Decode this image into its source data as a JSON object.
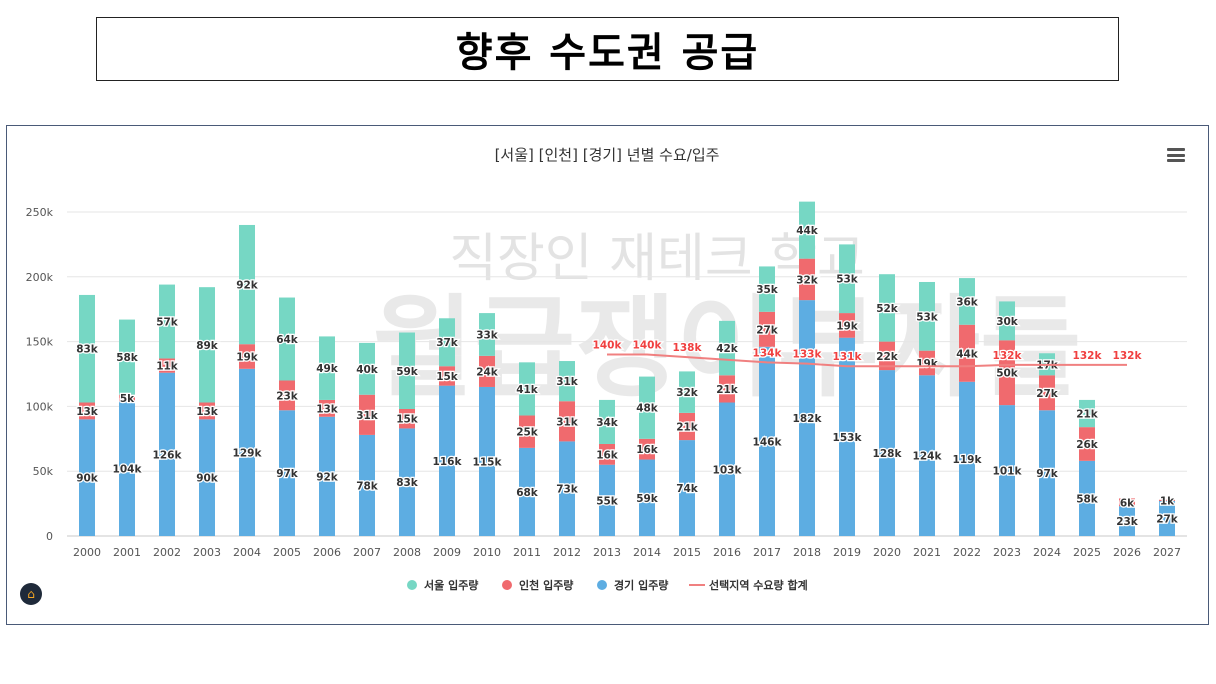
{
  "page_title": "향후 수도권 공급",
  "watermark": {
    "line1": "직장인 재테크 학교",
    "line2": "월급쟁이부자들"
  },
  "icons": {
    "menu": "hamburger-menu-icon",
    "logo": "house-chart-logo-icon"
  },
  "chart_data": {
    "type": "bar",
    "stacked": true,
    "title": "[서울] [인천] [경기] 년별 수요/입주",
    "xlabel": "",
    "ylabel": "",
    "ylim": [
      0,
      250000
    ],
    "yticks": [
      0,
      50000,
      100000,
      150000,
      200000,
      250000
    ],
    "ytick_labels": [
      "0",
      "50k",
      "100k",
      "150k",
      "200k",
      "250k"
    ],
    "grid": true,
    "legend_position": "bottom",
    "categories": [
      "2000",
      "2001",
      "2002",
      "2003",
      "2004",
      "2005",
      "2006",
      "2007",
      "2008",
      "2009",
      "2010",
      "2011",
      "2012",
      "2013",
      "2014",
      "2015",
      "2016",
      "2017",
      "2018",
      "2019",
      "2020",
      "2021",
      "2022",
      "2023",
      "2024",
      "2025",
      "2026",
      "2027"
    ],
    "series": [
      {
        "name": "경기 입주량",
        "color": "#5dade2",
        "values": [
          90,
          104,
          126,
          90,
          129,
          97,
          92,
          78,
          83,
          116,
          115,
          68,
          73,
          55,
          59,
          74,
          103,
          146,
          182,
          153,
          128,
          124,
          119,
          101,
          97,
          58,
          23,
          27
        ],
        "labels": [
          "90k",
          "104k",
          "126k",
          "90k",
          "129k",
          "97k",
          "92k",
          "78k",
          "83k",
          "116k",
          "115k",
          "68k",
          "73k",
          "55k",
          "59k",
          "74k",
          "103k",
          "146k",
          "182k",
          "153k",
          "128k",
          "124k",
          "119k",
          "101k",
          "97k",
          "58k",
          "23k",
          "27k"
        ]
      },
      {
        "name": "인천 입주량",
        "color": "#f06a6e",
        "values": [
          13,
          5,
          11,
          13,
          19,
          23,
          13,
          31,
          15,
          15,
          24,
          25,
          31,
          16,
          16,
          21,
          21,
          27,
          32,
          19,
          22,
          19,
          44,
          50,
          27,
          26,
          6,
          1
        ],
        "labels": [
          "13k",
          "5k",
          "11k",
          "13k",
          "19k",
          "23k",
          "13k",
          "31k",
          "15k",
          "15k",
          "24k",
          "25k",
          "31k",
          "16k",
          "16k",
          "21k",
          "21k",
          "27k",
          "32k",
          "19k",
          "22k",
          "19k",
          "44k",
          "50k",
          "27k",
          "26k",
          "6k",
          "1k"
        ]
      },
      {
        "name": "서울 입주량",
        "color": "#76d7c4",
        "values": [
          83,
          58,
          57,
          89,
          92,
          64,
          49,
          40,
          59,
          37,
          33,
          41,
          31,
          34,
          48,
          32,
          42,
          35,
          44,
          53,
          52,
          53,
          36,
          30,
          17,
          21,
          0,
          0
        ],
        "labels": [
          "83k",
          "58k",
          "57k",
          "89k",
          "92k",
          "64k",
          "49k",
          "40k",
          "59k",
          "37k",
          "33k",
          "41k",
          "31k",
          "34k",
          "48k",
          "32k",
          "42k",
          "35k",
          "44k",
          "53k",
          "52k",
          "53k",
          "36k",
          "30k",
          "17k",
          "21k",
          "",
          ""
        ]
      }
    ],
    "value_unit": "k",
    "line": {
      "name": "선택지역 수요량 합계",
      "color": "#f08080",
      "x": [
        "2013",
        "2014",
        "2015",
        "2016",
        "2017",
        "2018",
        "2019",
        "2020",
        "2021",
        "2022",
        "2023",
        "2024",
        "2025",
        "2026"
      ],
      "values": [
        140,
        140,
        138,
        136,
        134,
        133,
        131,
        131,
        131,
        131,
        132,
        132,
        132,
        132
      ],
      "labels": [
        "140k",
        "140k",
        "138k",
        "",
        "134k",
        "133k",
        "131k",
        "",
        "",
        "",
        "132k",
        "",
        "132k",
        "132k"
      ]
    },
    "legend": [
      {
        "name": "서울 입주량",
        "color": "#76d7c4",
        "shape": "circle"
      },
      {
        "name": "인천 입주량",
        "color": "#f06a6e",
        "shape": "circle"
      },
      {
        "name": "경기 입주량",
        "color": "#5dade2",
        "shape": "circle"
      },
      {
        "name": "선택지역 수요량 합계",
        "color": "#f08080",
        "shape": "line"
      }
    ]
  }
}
———
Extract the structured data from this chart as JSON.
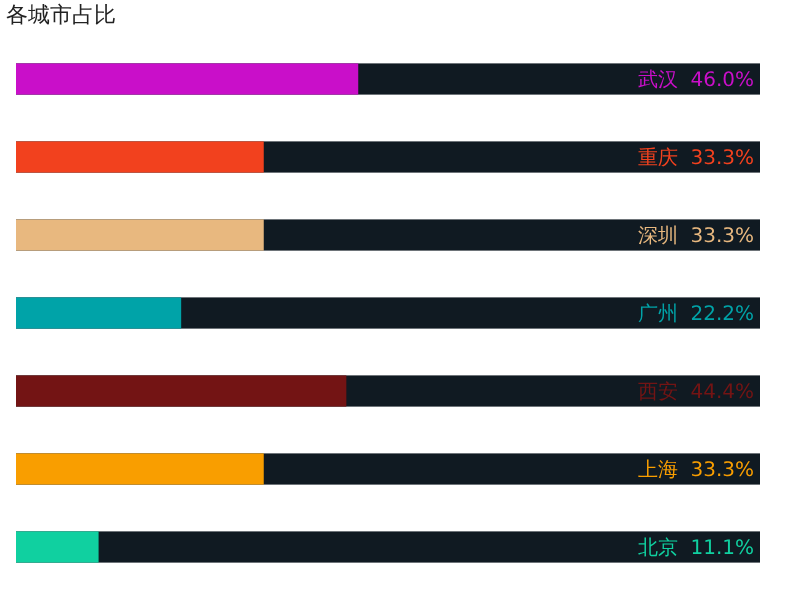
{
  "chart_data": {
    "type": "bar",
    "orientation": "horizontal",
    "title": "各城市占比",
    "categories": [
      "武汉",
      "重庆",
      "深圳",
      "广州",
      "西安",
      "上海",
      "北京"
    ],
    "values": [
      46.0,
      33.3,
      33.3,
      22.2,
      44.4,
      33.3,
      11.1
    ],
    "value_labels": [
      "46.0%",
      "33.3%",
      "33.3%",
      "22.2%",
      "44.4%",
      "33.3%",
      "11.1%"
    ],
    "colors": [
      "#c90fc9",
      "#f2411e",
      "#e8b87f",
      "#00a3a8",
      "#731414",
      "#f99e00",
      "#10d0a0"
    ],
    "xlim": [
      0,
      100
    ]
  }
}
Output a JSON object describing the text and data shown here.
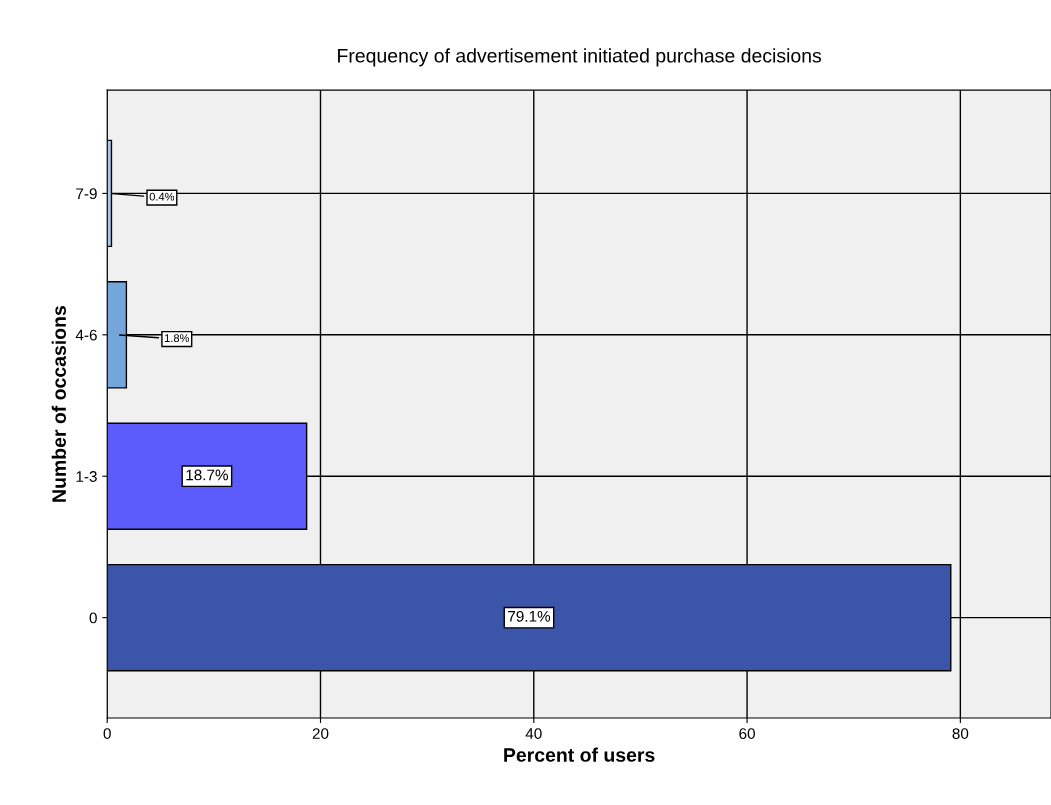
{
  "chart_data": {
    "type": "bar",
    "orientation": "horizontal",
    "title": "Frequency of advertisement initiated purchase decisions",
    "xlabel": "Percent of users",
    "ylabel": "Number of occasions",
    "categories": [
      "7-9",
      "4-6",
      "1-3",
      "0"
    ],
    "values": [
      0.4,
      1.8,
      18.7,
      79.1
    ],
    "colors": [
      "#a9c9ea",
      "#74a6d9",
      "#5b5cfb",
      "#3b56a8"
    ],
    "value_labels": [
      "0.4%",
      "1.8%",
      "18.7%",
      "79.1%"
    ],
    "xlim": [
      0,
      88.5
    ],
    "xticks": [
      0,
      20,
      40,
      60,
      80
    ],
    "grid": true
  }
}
———
**TASK GOAL**.
Copy each line of the listing that holds the word "object".

**TASK ANSWER**.
Decode this image into its source data as a JSON object.
Output a JSON object describing the text and data shown here.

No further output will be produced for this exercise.